**DATA SUPPLIED:**
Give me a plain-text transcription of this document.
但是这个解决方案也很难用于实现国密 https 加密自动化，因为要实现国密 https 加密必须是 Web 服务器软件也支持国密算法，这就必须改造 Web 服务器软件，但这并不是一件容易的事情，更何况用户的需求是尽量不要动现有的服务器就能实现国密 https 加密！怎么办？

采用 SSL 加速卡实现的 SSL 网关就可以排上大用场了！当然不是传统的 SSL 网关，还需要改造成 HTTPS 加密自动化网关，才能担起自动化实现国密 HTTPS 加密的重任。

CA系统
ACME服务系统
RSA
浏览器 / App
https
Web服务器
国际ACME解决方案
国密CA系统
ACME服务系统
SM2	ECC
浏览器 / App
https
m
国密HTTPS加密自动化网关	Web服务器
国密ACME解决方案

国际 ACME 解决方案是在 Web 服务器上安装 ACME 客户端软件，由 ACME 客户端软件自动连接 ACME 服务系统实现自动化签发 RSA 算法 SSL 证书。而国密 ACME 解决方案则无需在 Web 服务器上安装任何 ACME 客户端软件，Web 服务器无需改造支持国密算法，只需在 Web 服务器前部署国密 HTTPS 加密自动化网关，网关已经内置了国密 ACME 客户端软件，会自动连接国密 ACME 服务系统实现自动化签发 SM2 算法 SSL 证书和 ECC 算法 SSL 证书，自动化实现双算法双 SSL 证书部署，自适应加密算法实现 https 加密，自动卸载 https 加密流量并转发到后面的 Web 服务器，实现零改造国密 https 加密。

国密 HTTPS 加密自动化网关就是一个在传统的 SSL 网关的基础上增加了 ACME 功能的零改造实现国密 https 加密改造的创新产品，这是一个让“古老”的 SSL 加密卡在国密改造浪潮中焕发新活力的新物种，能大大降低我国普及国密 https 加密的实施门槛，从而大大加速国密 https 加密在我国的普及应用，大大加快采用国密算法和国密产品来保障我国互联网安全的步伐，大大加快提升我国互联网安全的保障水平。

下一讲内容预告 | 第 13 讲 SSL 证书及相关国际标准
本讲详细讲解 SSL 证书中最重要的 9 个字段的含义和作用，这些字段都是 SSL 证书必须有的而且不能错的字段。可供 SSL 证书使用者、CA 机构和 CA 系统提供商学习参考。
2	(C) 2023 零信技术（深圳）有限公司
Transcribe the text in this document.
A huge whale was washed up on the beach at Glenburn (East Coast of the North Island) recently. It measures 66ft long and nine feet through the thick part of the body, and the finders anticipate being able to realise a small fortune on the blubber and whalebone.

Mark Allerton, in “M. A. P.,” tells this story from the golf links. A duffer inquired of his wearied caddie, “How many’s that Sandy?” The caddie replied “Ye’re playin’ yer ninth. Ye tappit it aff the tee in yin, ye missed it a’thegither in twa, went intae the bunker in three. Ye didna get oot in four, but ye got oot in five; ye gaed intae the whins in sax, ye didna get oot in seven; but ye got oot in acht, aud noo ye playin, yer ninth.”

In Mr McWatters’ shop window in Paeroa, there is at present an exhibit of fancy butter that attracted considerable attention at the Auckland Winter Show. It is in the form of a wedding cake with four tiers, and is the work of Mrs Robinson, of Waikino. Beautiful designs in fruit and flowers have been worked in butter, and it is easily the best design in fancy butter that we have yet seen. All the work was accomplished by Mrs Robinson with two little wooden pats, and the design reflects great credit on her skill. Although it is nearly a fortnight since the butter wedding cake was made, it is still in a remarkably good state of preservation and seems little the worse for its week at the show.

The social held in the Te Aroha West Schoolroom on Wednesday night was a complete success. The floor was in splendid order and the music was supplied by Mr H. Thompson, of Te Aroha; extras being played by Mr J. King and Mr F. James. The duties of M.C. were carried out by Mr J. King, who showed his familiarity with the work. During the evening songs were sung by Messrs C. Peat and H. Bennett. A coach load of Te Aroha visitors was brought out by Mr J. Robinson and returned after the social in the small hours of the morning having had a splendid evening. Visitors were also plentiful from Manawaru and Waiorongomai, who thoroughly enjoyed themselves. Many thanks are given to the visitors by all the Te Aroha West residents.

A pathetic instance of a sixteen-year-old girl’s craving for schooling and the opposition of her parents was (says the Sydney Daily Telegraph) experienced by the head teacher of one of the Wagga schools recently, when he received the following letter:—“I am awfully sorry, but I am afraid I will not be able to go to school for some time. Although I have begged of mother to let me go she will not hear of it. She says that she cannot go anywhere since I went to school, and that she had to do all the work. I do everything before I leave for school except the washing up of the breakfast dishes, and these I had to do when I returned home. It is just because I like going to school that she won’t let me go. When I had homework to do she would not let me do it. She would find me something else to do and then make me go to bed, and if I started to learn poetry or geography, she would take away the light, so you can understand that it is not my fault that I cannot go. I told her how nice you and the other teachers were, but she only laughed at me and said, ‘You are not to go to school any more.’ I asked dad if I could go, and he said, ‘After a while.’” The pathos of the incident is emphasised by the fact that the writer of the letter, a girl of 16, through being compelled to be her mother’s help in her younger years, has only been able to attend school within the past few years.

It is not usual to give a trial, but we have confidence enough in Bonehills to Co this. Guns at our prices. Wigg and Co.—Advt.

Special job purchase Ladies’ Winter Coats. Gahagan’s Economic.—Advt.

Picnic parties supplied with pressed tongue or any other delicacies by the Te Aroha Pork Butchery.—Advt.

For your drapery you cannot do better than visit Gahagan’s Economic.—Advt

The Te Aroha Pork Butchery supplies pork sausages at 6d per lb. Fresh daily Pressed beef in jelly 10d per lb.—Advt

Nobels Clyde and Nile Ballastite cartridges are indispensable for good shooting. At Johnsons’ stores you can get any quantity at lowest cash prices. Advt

**PROBLEM TO SOLVE:** Set down all of the records shown above once more, exactly.

**RESULT OF THE TASK:**
Give me a plain-text transcription of this document.
但是这个解决方案也很难用于实现国密 https 加密自动化，因为要实现国密 https 加密必须是 Web 服务器软件也支持国密算法，这就必须改造 Web 服务器软件，但这并不是一件容易的事情，更何况用户的需求是尽量不要动现有的服务器就能实现国密 https 加密！怎么办？

采用 SSL 加速卡实现的 SSL 网关就可以排上大用场了！当然不是传统的 SSL 网关，还需要改造成 HTTPS 加密自动化网关，才能担起自动化实现国密 HTTPS 加密的重任。

CA系统
ACME服务系统
RSA
浏览器 / App
https
Web服务器
国际ACME解决方案
国密CA系统
ACME服务系统
SM2	ECC
浏览器 / App
https
m
国密HTTPS加密自动化网关	Web服务器
国密ACME解决方案

国际 ACME 解决方案是在 Web 服务器上安装 ACME 客户端软件，由 ACME 客户端软件自动连接 ACME 服务系统实现自动化签发 RSA 算法 SSL 证书。而国密 ACME 解决方案则无需在 Web 服务器上安装任何 ACME 客户端软件，Web 服务器无需改造支持国密算法，只需在 Web 服务器前部署国密 HTTPS 加密自动化网关，网关已经内置了国密 ACME 客户端软件，会自动连接国密 ACME 服务系统实现自动化签发 SM2 算法 SSL 证书和 ECC 算法 SSL 证书，自动化实现双算法双 SSL 证书部署，自适应加密算法实现 https 加密，自动卸载 https 加密流量并转发到后面的 Web 服务器，实现零改造国密 https 加密。

国密 HTTPS 加密自动化网关就是一个在传统的 SSL 网关的基础上增加了 ACME 功能的零改造实现国密 https 加密改造的创新产品，这是一个让“古老”的 SSL 加密卡在国密改造浪潮中焕发新活力的新物种，能大大降低我国普及国密 https 加密的实施门槛，从而大大加速国密 https 加密在我国的普及应用，大大加快采用国密算法和国密产品来保障我国互联网安全的步伐，大大加快提升我国互联网安全的保障水平。

下一讲内容预告 | 第 13 讲 SSL 证书及相关国际标准
本讲详细讲解 SSL 证书中最重要的 9 个字段的含义和作用，这些字段都是 SSL 证书必须有的而且不能错的字段。可供 SSL 证书使用者、CA 机构和 CA 系统提供商学习参考。
2	(C) 2023 零信技术（深圳）有限公司
Transcribe the text in this document.
A huge whale was washed up on the beach at Glenburn (East Coast of the North Island) recently. It measures 66ft long and nine feet through the thick part of the body, and the finders anticipate being able to realise a small fortune on the blubber and whalebone.

Mark Allerton, in “M. A. P.,” tells this story from the golf links. A duffer inquired of his wearied caddie, “How many’s that Sandy?” The caddie replied “Ye’re playin’ yer ninth. Ye tappit it aff the tee in yin, ye missed it a’thegither in twa, went intae the bunker in three. Ye didna get oot in four, but ye got oot in five; ye gaed intae the whins in sax, ye didna get oot in seven; but ye got oot in acht, aud noo ye playin, yer ninth.”

In Mr McWatters’ shop window in Paeroa, there is at present an exhibit of fancy butter that attracted considerable attention at the Auckland Winter Show. It is in the form of a wedding cake with four tiers, and is the work of Mrs Robinson, of Waikino. Beautiful designs in fruit and flowers have been worked in butter, and it is easily the best design in fancy butter that we have yet seen. All the work was accomplished by Mrs Robinson with two little wooden pats, and the design reflects great credit on her skill. Although it is nearly a fortnight since the butter wedding cake was made, it is still in a remarkably good state of preservation and seems little the worse for its week at the show.

The social held in the Te Aroha West Schoolroom on Wednesday night was a complete success. The floor was in splendid order and the music was supplied by Mr H. Thompson, of Te Aroha; extras being played by Mr J. King and Mr F. James. The duties of M.C. were carried out by Mr J. King, who showed his familiarity with the work. During the evening songs were sung by Messrs C. Peat and H. Bennett. A coach load of Te Aroha visitors was brought out by Mr J. Robinson and returned after the social in the small hours of the morning having had a splendid evening. Visitors were also plentiful from Manawaru and Waiorongomai, who thoroughly enjoyed themselves. Many thanks are given to the visitors by all the Te Aroha West residents.

A pathetic instance of a sixteen-year-old girl’s craving for schooling and the opposition of her parents was (says the Sydney Daily Telegraph) experienced by the head teacher of one of the Wagga schools recently, when he received the following letter:—“I am awfully sorry, but I am afraid I will not be able to go to school for some time. Although I have begged of mother to let me go she will not hear of it. She says that she cannot go anywhere since I went to school, and that she had to do all the work. I do everything before I leave for school except the washing up of the breakfast dishes, and these I had to do when I returned home. It is just because I like going to school that she won’t let me go. When I had homework to do she would not let me do it. She would find me something else to do and then make me go to bed, and if I started to learn poetry or geography, she would take away the light, so you can understand that it is not my fault that I cannot go. I told her how nice you and the other teachers were, but she only laughed at me and said, ‘You are not to go to school any more.’ I asked dad if I could go, and he said, ‘After a while.’” The pathos of the incident is emphasised by the fact that the writer of the letter, a girl of 16, through being compelled to be her mother’s help in her younger years, has only been able to attend school within the past few years.

It is not usual to give a trial, but we have confidence enough in Bonehills to Co this. Guns at our prices. Wigg and Co.—Advt.

Special job purchase Ladies’ Winter Coats. Gahagan’s Economic.—Advt.

Picnic parties supplied with pressed tongue or any other delicacies by the Te Aroha Pork Butchery.—Advt.

For your drapery you cannot do better than visit Gahagan’s Economic.—Advt

The Te Aroha Pork Butchery supplies pork sausages at 6d per lb. Fresh daily Pressed beef in jelly 10d per lb.—Advt

Nobels Clyde and Nile Ballastite cartridges are indispensable for good shooting. At Johnsons’ stores you can get any quantity at lowest cash prices. Advt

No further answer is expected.